[What you will do]:
Return all of the data exactly as written, without the pictures.
⟨
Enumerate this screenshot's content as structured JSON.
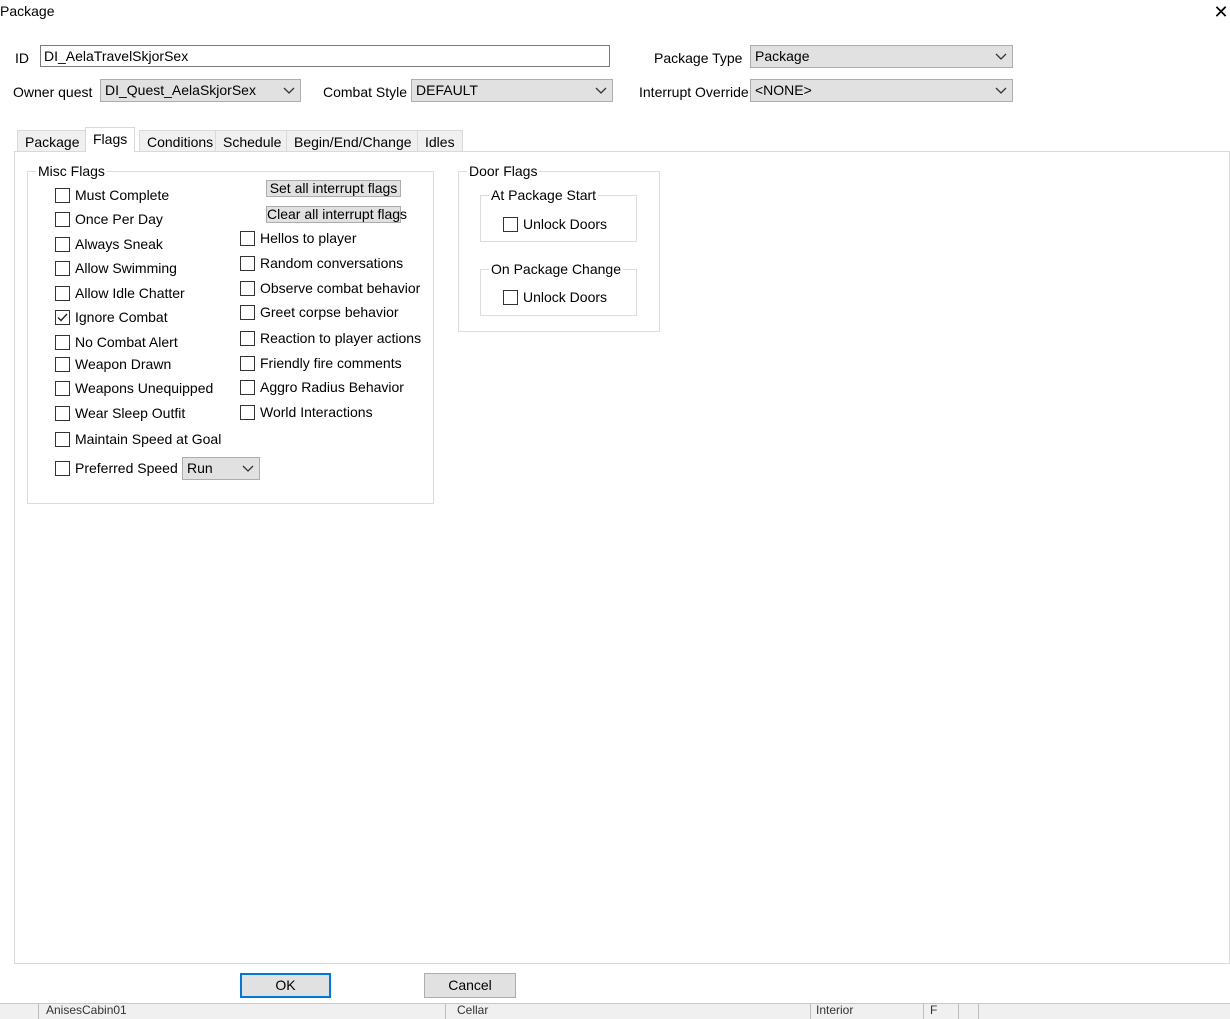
{
  "window": {
    "title": "Package"
  },
  "header": {
    "id_label": "ID",
    "id_value": "DI_AelaTravelSkjorSex",
    "package_type_label": "Package Type",
    "package_type_value": "Package",
    "owner_quest_label": "Owner quest",
    "owner_quest_value": "DI_Quest_AelaSkjorSex",
    "combat_style_label": "Combat Style",
    "combat_style_value": "DEFAULT",
    "interrupt_override_label": "Interrupt Override",
    "interrupt_override_value": "<NONE>"
  },
  "tabs": [
    "Package",
    "Flags",
    "Conditions",
    "Schedule",
    "Begin/End/Change",
    "Idles"
  ],
  "active_tab": "Flags",
  "misc_flags": {
    "title": "Misc Flags",
    "left": [
      {
        "label": "Must Complete",
        "checked": false
      },
      {
        "label": "Once Per Day",
        "checked": false
      },
      {
        "label": "Always Sneak",
        "checked": false
      },
      {
        "label": "Allow Swimming",
        "checked": false
      },
      {
        "label": "Allow Idle Chatter",
        "checked": false
      },
      {
        "label": "Ignore Combat",
        "checked": true
      },
      {
        "label": "No Combat Alert",
        "checked": false
      },
      {
        "label": "Weapon Drawn",
        "checked": false
      },
      {
        "label": "Weapons Unequipped",
        "checked": false
      },
      {
        "label": "Wear Sleep Outfit",
        "checked": false
      },
      {
        "label": "Maintain Speed at Goal",
        "checked": false
      },
      {
        "label": "Preferred Speed",
        "checked": false
      }
    ],
    "preferred_speed_value": "Run",
    "set_all_label": "Set all interrupt flags",
    "clear_all_label": "Clear all interrupt flags",
    "right": [
      {
        "label": "Hellos to player",
        "checked": false
      },
      {
        "label": "Random conversations",
        "checked": false
      },
      {
        "label": "Observe combat behavior",
        "checked": false
      },
      {
        "label": "Greet corpse behavior",
        "checked": false
      },
      {
        "label": "Reaction to player actions",
        "checked": false
      },
      {
        "label": "Friendly fire comments",
        "checked": false
      },
      {
        "label": "Aggro Radius Behavior",
        "checked": false
      },
      {
        "label": "World Interactions",
        "checked": false
      }
    ]
  },
  "door_flags": {
    "title": "Door Flags",
    "at_start_title": "At Package Start",
    "at_start_unlock": {
      "label": "Unlock Doors",
      "checked": false
    },
    "on_change_title": "On Package Change",
    "on_change_unlock": {
      "label": "Unlock Doors",
      "checked": false
    }
  },
  "footer": {
    "ok_label": "OK",
    "cancel_label": "Cancel"
  },
  "background_row": {
    "col1": "AnisesCabin01",
    "col2": "Cellar",
    "col3": "Interior",
    "col4": "F"
  },
  "colors": {
    "focus_border": "#0078d7",
    "button_face": "#e1e1e1",
    "panel_border": "#d9d9d9"
  },
  "icons": {
    "close": "close-icon",
    "dropdown": "chevron-down-icon",
    "check": "check-icon"
  }
}
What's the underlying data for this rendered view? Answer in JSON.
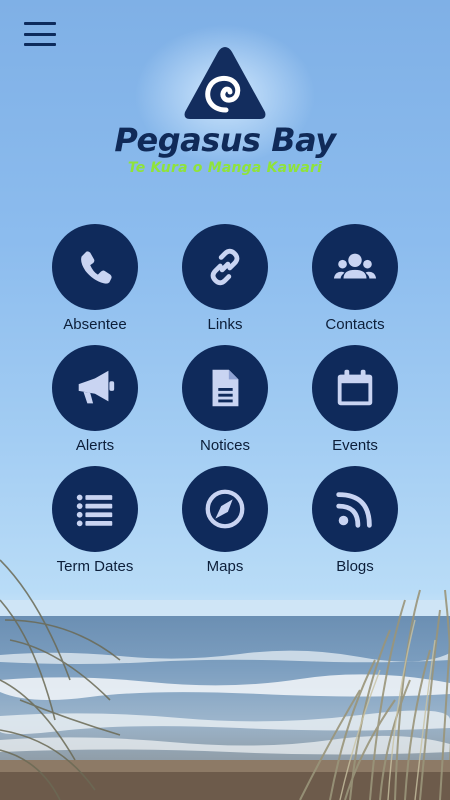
{
  "header": {
    "menu_icon": "hamburger-icon"
  },
  "logo": {
    "brand": "Pegasus Bay",
    "tagline": "Te Kura o Manga Kawari",
    "brand_color": "#102a58",
    "tagline_color": "#8fe33a"
  },
  "tiles": [
    {
      "label": "Absentee",
      "icon": "phone-icon"
    },
    {
      "label": "Links",
      "icon": "link-icon"
    },
    {
      "label": "Contacts",
      "icon": "users-icon"
    },
    {
      "label": "Alerts",
      "icon": "megaphone-icon"
    },
    {
      "label": "Notices",
      "icon": "document-icon"
    },
    {
      "label": "Events",
      "icon": "calendar-icon"
    },
    {
      "label": "Term Dates",
      "icon": "list-icon"
    },
    {
      "label": "Maps",
      "icon": "compass-icon"
    },
    {
      "label": "Blogs",
      "icon": "rss-icon"
    }
  ],
  "colors": {
    "tile_background": "#0f2a5b",
    "icon_color": "#c9d4f2",
    "label_color": "#0d1f3a"
  }
}
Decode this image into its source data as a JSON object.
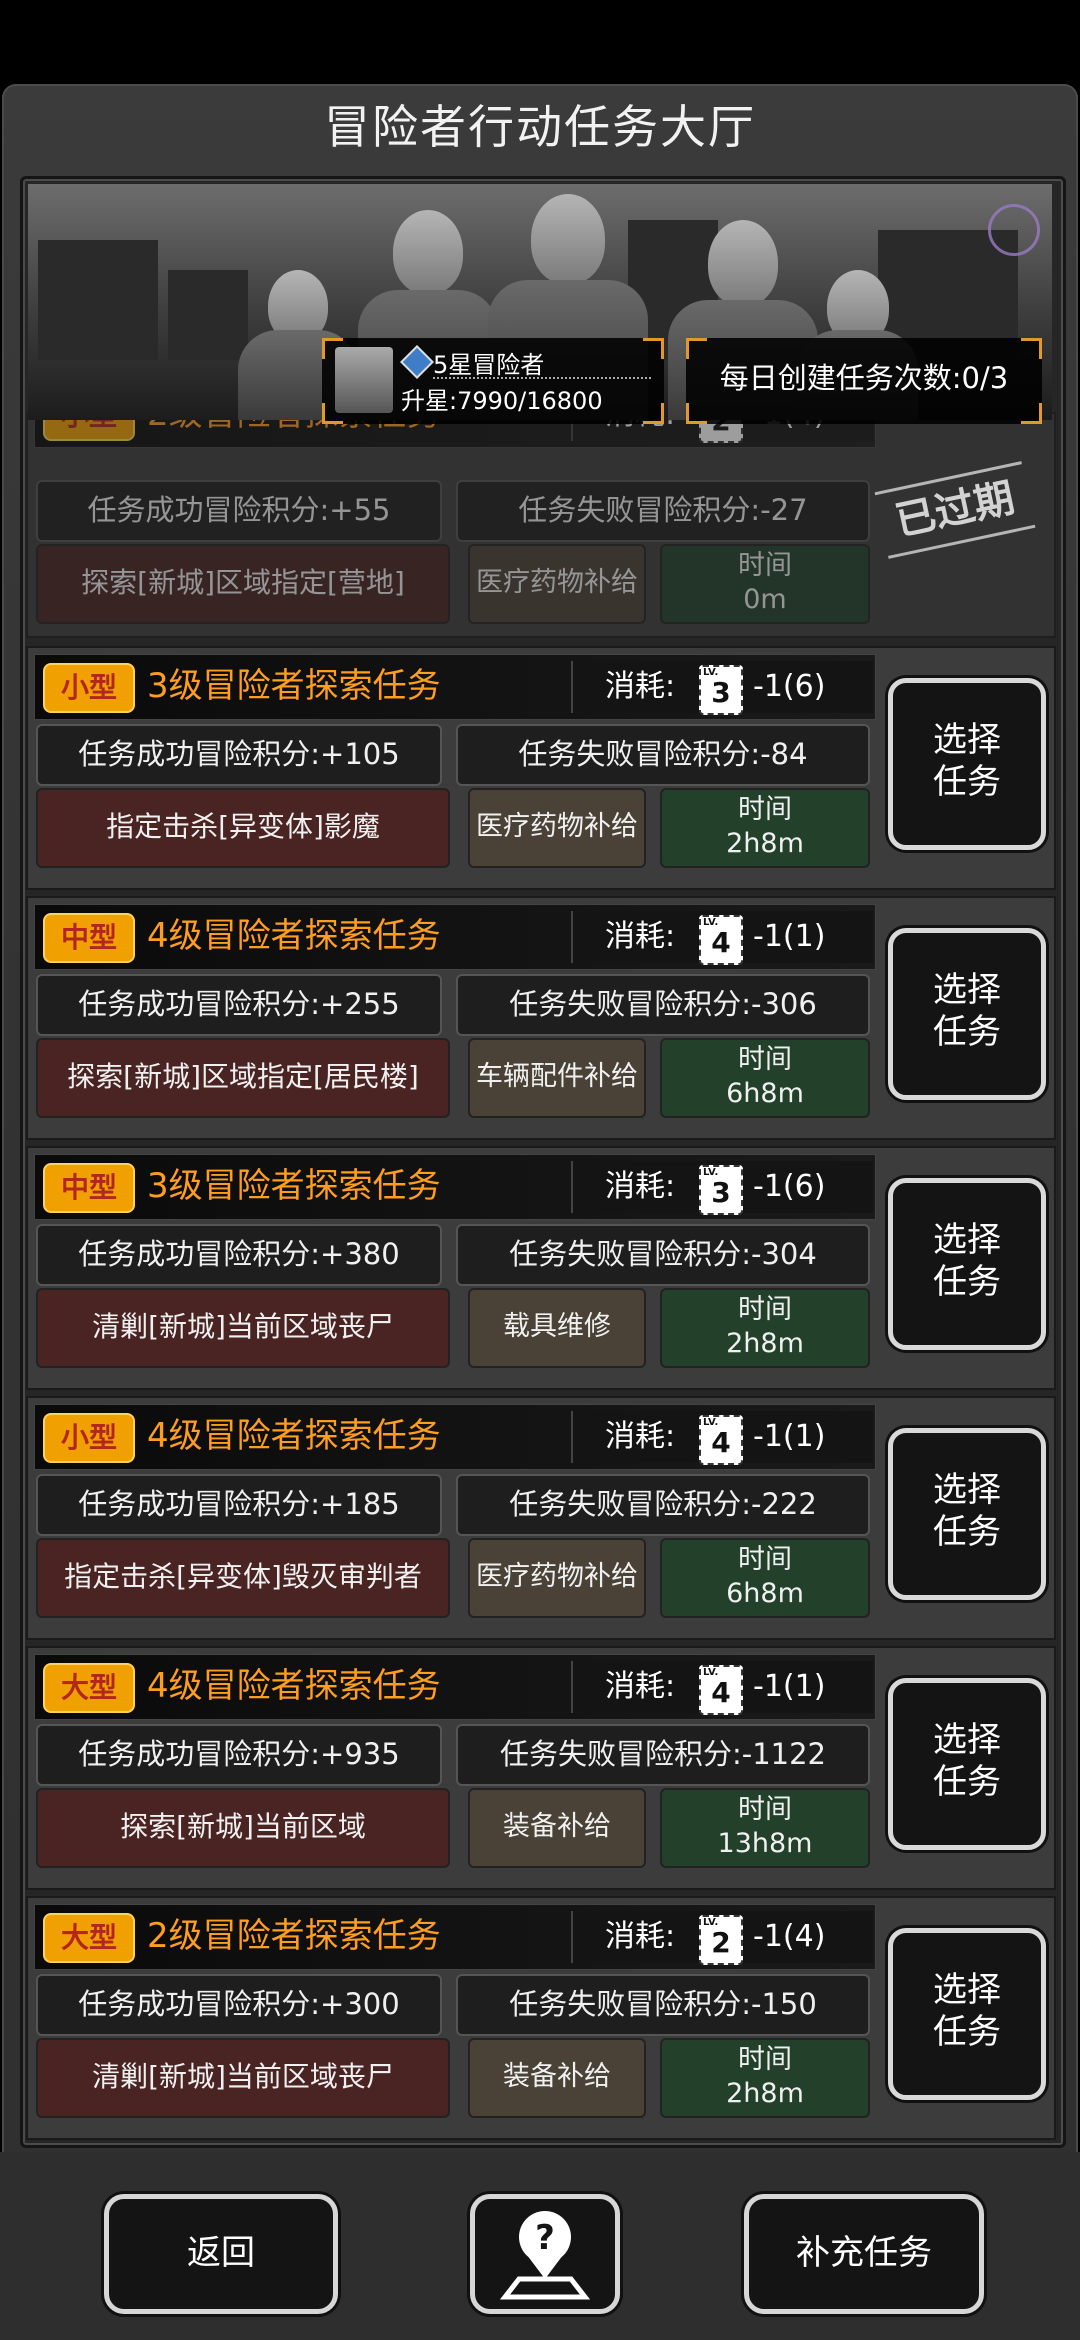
{
  "title": "冒险者行动任务大厅",
  "rank": {
    "name": "5星冒险者",
    "progress": "升星:7990/16800"
  },
  "daily": "每日创建任务次数:0/3",
  "cost_label": "消耗:",
  "select_label_1": "选择",
  "select_label_2": "任务",
  "time_label": "时间",
  "expired": {
    "size": "小型",
    "title": "2级冒险者探索任务",
    "cost_level": "2",
    "cost_value": "-1(4)",
    "success": "任务成功冒险积分:+55",
    "fail": "任务失败冒险积分:-27",
    "target": "探索[新城]区域指定[营地]",
    "reward": "医疗药物补给",
    "time": "0m",
    "stamp": "已过期"
  },
  "tasks": [
    {
      "size": "小型",
      "title": "3级冒险者探索任务",
      "cost_level": "3",
      "cost_value": "-1(6)",
      "success": "任务成功冒险积分:+105",
      "fail": "任务失败冒险积分:-84",
      "target": "指定击杀[异变体]影魔",
      "reward": "医疗药物补给",
      "time": "2h8m"
    },
    {
      "size": "中型",
      "title": "4级冒险者探索任务",
      "cost_level": "4",
      "cost_value": "-1(1)",
      "success": "任务成功冒险积分:+255",
      "fail": "任务失败冒险积分:-306",
      "target": "探索[新城]区域指定[居民楼]",
      "reward": "车辆配件补给",
      "time": "6h8m"
    },
    {
      "size": "中型",
      "title": "3级冒险者探索任务",
      "cost_level": "3",
      "cost_value": "-1(6)",
      "success": "任务成功冒险积分:+380",
      "fail": "任务失败冒险积分:-304",
      "target": "清剿[新城]当前区域丧尸",
      "reward": "载具维修",
      "time": "2h8m"
    },
    {
      "size": "小型",
      "title": "4级冒险者探索任务",
      "cost_level": "4",
      "cost_value": "-1(1)",
      "success": "任务成功冒险积分:+185",
      "fail": "任务失败冒险积分:-222",
      "target": "指定击杀[异变体]毁灭审判者",
      "reward": "医疗药物补给",
      "time": "6h8m"
    },
    {
      "size": "大型",
      "title": "4级冒险者探索任务",
      "cost_level": "4",
      "cost_value": "-1(1)",
      "success": "任务成功冒险积分:+935",
      "fail": "任务失败冒险积分:-1122",
      "target": "探索[新城]当前区域",
      "reward": "装备补给",
      "time": "13h8m"
    },
    {
      "size": "大型",
      "title": "2级冒险者探索任务",
      "cost_level": "2",
      "cost_value": "-1(4)",
      "success": "任务成功冒险积分:+300",
      "fail": "任务失败冒险积分:-150",
      "target": "清剿[新城]当前区域丧尸",
      "reward": "装备补给",
      "time": "2h8m"
    }
  ],
  "buttons": {
    "back": "返回",
    "add": "补充任务"
  },
  "colors": {
    "size_small_text": "#b3261e",
    "size_tag_bg": "#f0a000",
    "title_orange": "#ff9d1f",
    "target_bg": "#4a2323",
    "reward_bg": "#4a4236",
    "time_bg": "#22402a"
  },
  "icons": {
    "help": "help-map-pin-icon",
    "level_ticket": "level-ticket-icon"
  }
}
⟩
[Problem solution]:
Enumerate this screenshot's content as structured JSON.
{
  "window": {
    "title": "Package"
  },
  "header": {
    "id_label": "ID",
    "id_value": "DI_AelaTravelSkjorSex",
    "package_type_label": "Package Type",
    "package_type_value": "Package",
    "owner_quest_label": "Owner quest",
    "owner_quest_value": "DI_Quest_AelaSkjorSex",
    "combat_style_label": "Combat Style",
    "combat_style_value": "DEFAULT",
    "interrupt_override_label": "Interrupt Override",
    "interrupt_override_value": "<NONE>"
  },
  "tabs": [
    "Package",
    "Flags",
    "Conditions",
    "Schedule",
    "Begin/End/Change",
    "Idles"
  ],
  "active_tab": "Flags",
  "misc_flags": {
    "title": "Misc Flags",
    "left": [
      {
        "label": "Must Complete",
        "checked": false
      },
      {
        "label": "Once Per Day",
        "checked": false
      },
      {
        "label": "Always Sneak",
        "checked": false
      },
      {
        "label": "Allow Swimming",
        "checked": false
      },
      {
        "label": "Allow Idle Chatter",
        "checked": false
      },
      {
        "label": "Ignore Combat",
        "checked": true
      },
      {
        "label": "No Combat Alert",
        "checked": false
      },
      {
        "label": "Weapon Drawn",
        "checked": false
      },
      {
        "label": "Weapons Unequipped",
        "checked": false
      },
      {
        "label": "Wear Sleep Outfit",
        "checked": false
      },
      {
        "label": "Maintain Speed at Goal",
        "checked": false
      },
      {
        "label": "Preferred Speed",
        "checked": false
      }
    ],
    "preferred_speed_value": "Run",
    "set_all_label": "Set all interrupt flags",
    "clear_all_label": "Clear all interrupt flags",
    "right": [
      {
        "label": "Hellos to player",
        "checked": false
      },
      {
        "label": "Random conversations",
        "checked": false
      },
      {
        "label": "Observe combat behavior",
        "checked": false
      },
      {
        "label": "Greet corpse behavior",
        "checked": false
      },
      {
        "label": "Reaction to player actions",
        "checked": false
      },
      {
        "label": "Friendly fire comments",
        "checked": false
      },
      {
        "label": "Aggro Radius Behavior",
        "checked": false
      },
      {
        "label": "World Interactions",
        "checked": false
      }
    ]
  },
  "door_flags": {
    "title": "Door Flags",
    "at_start_title": "At Package Start",
    "at_start_unlock": {
      "label": "Unlock Doors",
      "checked": false
    },
    "on_change_title": "On Package Change",
    "on_change_unlock": {
      "label": "Unlock Doors",
      "checked": false
    }
  },
  "footer": {
    "ok_label": "OK",
    "cancel_label": "Cancel"
  },
  "background_row": {
    "col1": "AnisesCabin01",
    "col2": "Cellar",
    "col3": "Interior",
    "col4": "F"
  },
  "colors": {
    "focus_border": "#0078d7",
    "button_face": "#e1e1e1",
    "panel_border": "#d9d9d9"
  },
  "icons": {
    "close": "close-icon",
    "dropdown": "chevron-down-icon",
    "check": "check-icon"
  }
}
What's the underlying data for this rendered view? Answer in JSON.
{
  "header": {
    "menu_icon": "hamburger-icon"
  },
  "logo": {
    "brand": "Pegasus Bay",
    "tagline": "Te Kura o Manga Kawari",
    "brand_color": "#102a58",
    "tagline_color": "#8fe33a"
  },
  "tiles": [
    {
      "label": "Absentee",
      "icon": "phone-icon"
    },
    {
      "label": "Links",
      "icon": "link-icon"
    },
    {
      "label": "Contacts",
      "icon": "users-icon"
    },
    {
      "label": "Alerts",
      "icon": "megaphone-icon"
    },
    {
      "label": "Notices",
      "icon": "document-icon"
    },
    {
      "label": "Events",
      "icon": "calendar-icon"
    },
    {
      "label": "Term Dates",
      "icon": "list-icon"
    },
    {
      "label": "Maps",
      "icon": "compass-icon"
    },
    {
      "label": "Blogs",
      "icon": "rss-icon"
    }
  ],
  "colors": {
    "tile_background": "#0f2a5b",
    "icon_color": "#c9d4f2",
    "label_color": "#0d1f3a"
  }
}
Decode this image into its source data as a JSON object.
{
  "title": "冒险者行动任务大厅",
  "rank": {
    "name": "5星冒险者",
    "progress": "升星:7990/16800"
  },
  "daily": "每日创建任务次数:0/3",
  "cost_label": "消耗:",
  "select_label_1": "选择",
  "select_label_2": "任务",
  "time_label": "时间",
  "expired": {
    "size": "小型",
    "title": "2级冒险者探索任务",
    "cost_level": "2",
    "cost_value": "-1(4)",
    "success": "任务成功冒险积分:+55",
    "fail": "任务失败冒险积分:-27",
    "target": "探索[新城]区域指定[营地]",
    "reward": "医疗药物补给",
    "time": "0m",
    "stamp": "已过期"
  },
  "tasks": [
    {
      "size": "小型",
      "title": "3级冒险者探索任务",
      "cost_level": "3",
      "cost_value": "-1(6)",
      "success": "任务成功冒险积分:+105",
      "fail": "任务失败冒险积分:-84",
      "target": "指定击杀[异变体]影魔",
      "reward": "医疗药物补给",
      "time": "2h8m"
    },
    {
      "size": "中型",
      "title": "4级冒险者探索任务",
      "cost_level": "4",
      "cost_value": "-1(1)",
      "success": "任务成功冒险积分:+255",
      "fail": "任务失败冒险积分:-306",
      "target": "探索[新城]区域指定[居民楼]",
      "reward": "车辆配件补给",
      "time": "6h8m"
    },
    {
      "size": "中型",
      "title": "3级冒险者探索任务",
      "cost_level": "3",
      "cost_value": "-1(6)",
      "success": "任务成功冒险积分:+380",
      "fail": "任务失败冒险积分:-304",
      "target": "清剿[新城]当前区域丧尸",
      "reward": "载具维修",
      "time": "2h8m"
    },
    {
      "size": "小型",
      "title": "4级冒险者探索任务",
      "cost_level": "4",
      "cost_value": "-1(1)",
      "success": "任务成功冒险积分:+185",
      "fail": "任务失败冒险积分:-222",
      "target": "指定击杀[异变体]毁灭审判者",
      "reward": "医疗药物补给",
      "time": "6h8m"
    },
    {
      "size": "大型",
      "title": "4级冒险者探索任务",
      "cost_level": "4",
      "cost_value": "-1(1)",
      "success": "任务成功冒险积分:+935",
      "fail": "任务失败冒险积分:-1122",
      "target": "探索[新城]当前区域",
      "reward": "装备补给",
      "time": "13h8m"
    },
    {
      "size": "大型",
      "title": "2级冒险者探索任务",
      "cost_level": "2",
      "cost_value": "-1(4)",
      "success": "任务成功冒险积分:+300",
      "fail": "任务失败冒险积分:-150",
      "target": "清剿[新城]当前区域丧尸",
      "reward": "装备补给",
      "time": "2h8m"
    }
  ],
  "buttons": {
    "back": "返回",
    "add": "补充任务"
  },
  "colors": {
    "size_small_text": "#b3261e",
    "size_tag_bg": "#f0a000",
    "title_orange": "#ff9d1f",
    "target_bg": "#4a2323",
    "reward_bg": "#4a4236",
    "time_bg": "#22402a"
  },
  "icons": {
    "help": "help-map-pin-icon",
    "level_ticket": "level-ticket-icon"
  }
}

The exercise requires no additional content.